Что до большинства, оно приглядывалось к этим акциям. Примкнуть к протестам обещали немногие — от 11 до 22 процентов. Но протест как смысловая фигура был понят и поддержан многими.
После выступлений москвичей, смазавших обряд инаугурации, власть взялась за кнут. Наказания все были демонстративными, но демонстрировали то, что выговаривала и официозная пресса: мы вам больше воли не дадим. Порядок будет наш. Большинству был послан сигнал: разговоры о модернизации и реформах отменяются, сейчас все становимся консерваторами. Для поддержания порядка срочно стали сколачивать другую элиту на платформе фундаментализма и реакции по всем направлениям. Мелких организаций, изданий, энтузиастов соответствующего рода всегда было много, только им ранее не дозволялось особенно громко выступать. Уж больно конфузно это выходило и портило респектабельный облик российской державы, желавшей быть принятой не только в азиатском, но и в европейском обществе. Теперь им разрешили быть позаметнее. Стали искать нужный потенциал в недрах РПЦ. Но прежде чем удалось развернуть в эту сторону ее громоздкую структуру, обнаружилось, что далеко ходить не надо. Ярые фундаменталисты нашлись в достаточном количестве прямо в парламенте.
Только теперь стало вполне ясно, какого рода отбор обеспечивали те технологии выборов, против которых протестовали на площадях Москвы. Тогда опасались: будет послушная Дума, штампующая законы, какие надо властям. Конечно, этот механизм заработал практически сразу. Но оказалось, что там теперь есть субъекты, способные самостоятельно генерировать столь лихие инициативы и высказывать столь экстравагантные идеи, что власть может занять позицию вроде как над схваткой, не впадая в мракобесные крайности, а только попуская.
Попускать надо, потому что, хоть эти идеи считаются у нас идущими от народа, автоматически получать народную поддержку у них не выходит. Нужна санкция государства.
Фундаментализм — какой угодно: светский (коммунистический, антикоммунистический), религиозный (православный, мусульманский, протестантский, католический и т.д.) — всегда и всюду выдает себя за глубинное мировоззрение масс. За то, что народы хотят "на самом деле". Но разобраться в этом "самом деле" все сложнее.
В глубинах массового сознания такие структуры действительно есть. Они есть в любом современном обществе, и потому риторика фундаменталистов всех типов очень похожа. Но этот спектр существует вовсе не как самый главный, самый исконный — есть и другие начала, одинаково представленные в глубинах народной души в виде задатков, возможных программ поведения. Это и дает возможность одним доктринам утверждать, что человек по природе добр, а другим, что он по природе зол.
————
- _Что сделать_
1. Ответьте на вопросы по тексту о протестах и фундаментализме.
(а) Какая доля опрошенных обещала примкнуть к протестам?
(б) Где в достаточном количестве нашлись ярые фундаменталисты?
(в) Что, согласно тексту, нужно идеям, считающимся идущими от народа, раз народную поддержку они автоматически не получают?
2. Поменяйте «table-row» на «row» в записях от строки с «table-row: Chunk 1's» до строки с «stack-segment-title: Stack Segment» включительно. Выпишите только эти строки, остальное в них оставьте без изменений.

- _Исходные данные_
————
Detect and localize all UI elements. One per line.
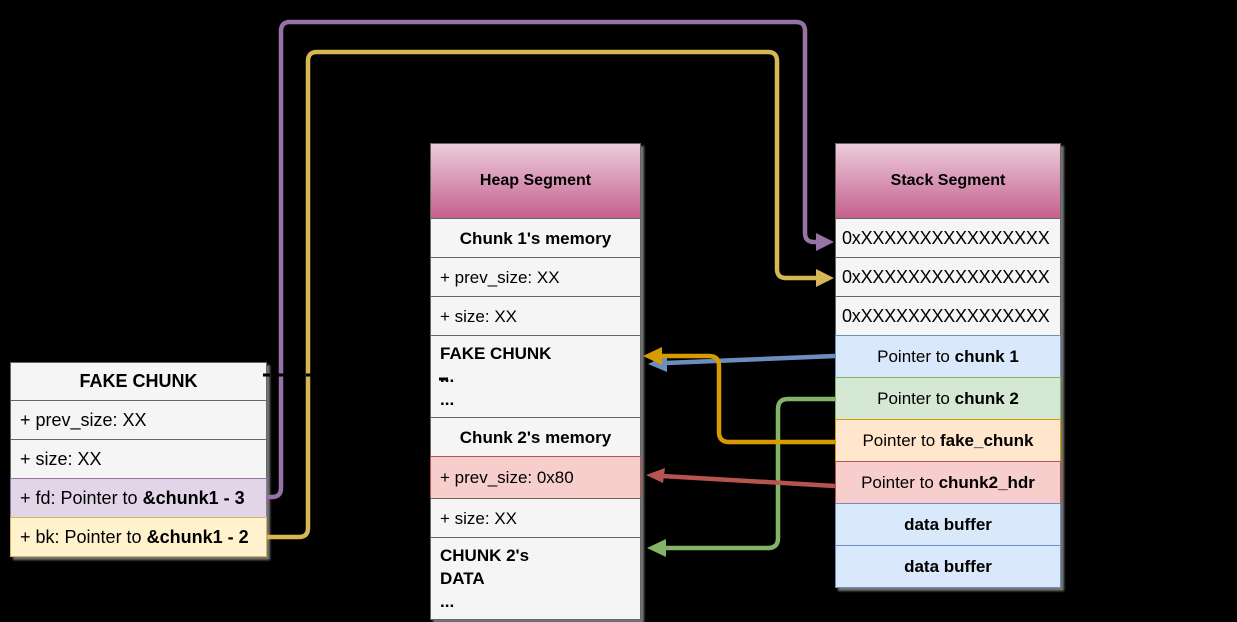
table-row: Chunk 1's memory [430, 218, 641, 258]
table-row: 0xXXXXXXXXXXXXXXXX [835, 296, 1061, 336]
cell-text: Chunk 1's memory [459, 228, 612, 248]
table-row: Pointer to chunk 1 [835, 335, 1061, 378]
cell-text: Pointer to fake_chunk [862, 431, 1034, 450]
table-row: + prev_size: XX [10, 400, 267, 440]
table-row: + bk: Pointer to &chunk1 - 2 [10, 517, 267, 557]
table-row: data buffer [835, 503, 1061, 546]
cell-text: 0xXXXXXXXXXXXXXXXX [842, 305, 1050, 326]
chunk1-pointer-arrow [648, 353, 836, 372]
cell-text: CHUNK 2's [440, 546, 530, 565]
table-row: Pointer to fake_chunk [835, 419, 1061, 462]
stack-segment-title: Stack Segment [835, 143, 1061, 219]
stack-segment-rows: 0xXXXXXXXXXXXXXXXX 0xXXXXXXXXXXXXXXXX 0xXX… [835, 218, 1061, 588]
table-row: + prev_size: XX [430, 257, 641, 297]
table-row: Chunk 2's memory [430, 417, 641, 457]
cell-text: + size: XX [20, 448, 102, 469]
cell-text: FAKE CHUNK [440, 344, 552, 363]
table-row: 0xXXXXXXXXXXXXXXXX [835, 257, 1061, 297]
chunk2-hdr-pointer-arrow [646, 468, 836, 489]
table-row: + size: XX [430, 498, 641, 538]
fake-chunk-pointer-arrow [643, 347, 835, 445]
cell-text: data buffer [904, 515, 992, 534]
cell-text: + prev_size: XX [20, 409, 147, 430]
table-row: Pointer to chunk2_hdr [835, 461, 1061, 504]
cell-text: + prev_size: 0x80 [440, 468, 574, 487]
cell-text: Pointer to chunk 2 [877, 389, 1019, 408]
table-row: FAKE CHUNK...... [430, 335, 641, 418]
table-row: Pointer to chunk 2 [835, 377, 1061, 420]
table-row: + size: XX [430, 296, 641, 336]
table-row: 0xXXXXXXXXXXXXXXXX [835, 218, 1061, 258]
cell-text: data buffer [904, 557, 992, 576]
cell-text: + size: XX [440, 508, 518, 528]
chunk2-pointer-arrow [647, 396, 835, 557]
cell-text: Pointer to chunk 1 [877, 347, 1019, 366]
heap-segment-rows: Chunk 1's memory + prev_size: XX + size: X… [430, 218, 641, 620]
cell-text: 0xXXXXXXXXXXXXXXXX [842, 227, 1050, 248]
cell-text: + fd: Pointer to &chunk1 - 3 [20, 487, 245, 508]
stray-tick-marks [263, 373, 448, 381]
heap-segment-title: Heap Segment [430, 143, 641, 219]
fake-chunk-table-rows: + prev_size: XX + size: XX + fd: Pointer t… [10, 400, 267, 557]
table-row: + size: XX [10, 439, 267, 479]
cell-text: Pointer to chunk2_hdr [861, 473, 1035, 492]
cell-text: ... [440, 390, 455, 409]
cell-text: + bk: Pointer to &chunk1 - 2 [20, 526, 249, 547]
table-row: + fd: Pointer to &chunk1 - 3 [10, 478, 267, 518]
fake-chunk-table: FAKE CHUNK + prev_size: XX + size: XX + fd… [10, 362, 267, 557]
heap-segment-table: Heap Segment Chunk 1's memory + prev_size… [430, 143, 641, 620]
cell-text: + size: XX [440, 306, 518, 326]
cell-text: 0xXXXXXXXXXXXXXXXX [842, 266, 1050, 287]
cell-text: DATA [440, 569, 485, 588]
cell-text: ... [440, 592, 455, 611]
table-row: data buffer [835, 545, 1061, 588]
cell-text: ... [440, 367, 455, 386]
fake-chunk-table-title: FAKE CHUNK [10, 362, 267, 401]
cell-text: + prev_size: XX [440, 267, 560, 287]
table-row: + prev_size: 0x80 [430, 456, 641, 499]
cell-text: Chunk 2's memory [459, 427, 612, 447]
————
- _Ответы по заданиям_
1.
(а) От 11 до 22 процентов.
(б) Прямо в парламенте.
(в) Санкция государства.

2.
row: Chunk 1's memory [430, 218, 641, 258]
row: 0xXXXXXXXXXXXXXXXX [835, 296, 1061, 336]
cell-text: Chunk 1's memory [459, 228, 612, 248]
row: Pointer to chunk 1 [835, 335, 1061, 378]
cell-text: Pointer to fake_chunk [862, 431, 1034, 450]
row: + prev_size: XX [10, 400, 267, 440]
row: + bk: Pointer to &chunk1 - 2 [10, 517, 267, 557]
row: data buffer [835, 503, 1061, 546]
cell-text: 0xXXXXXXXXXXXXXXXX [842, 305, 1050, 326]
chunk1-pointer-arrow [648, 353, 836, 372]
cell-text: CHUNK 2's [440, 546, 530, 565]
row: Pointer to fake_chunk [835, 419, 1061, 462]
stack-segment-title: Stack Segment [835, 143, 1061, 219]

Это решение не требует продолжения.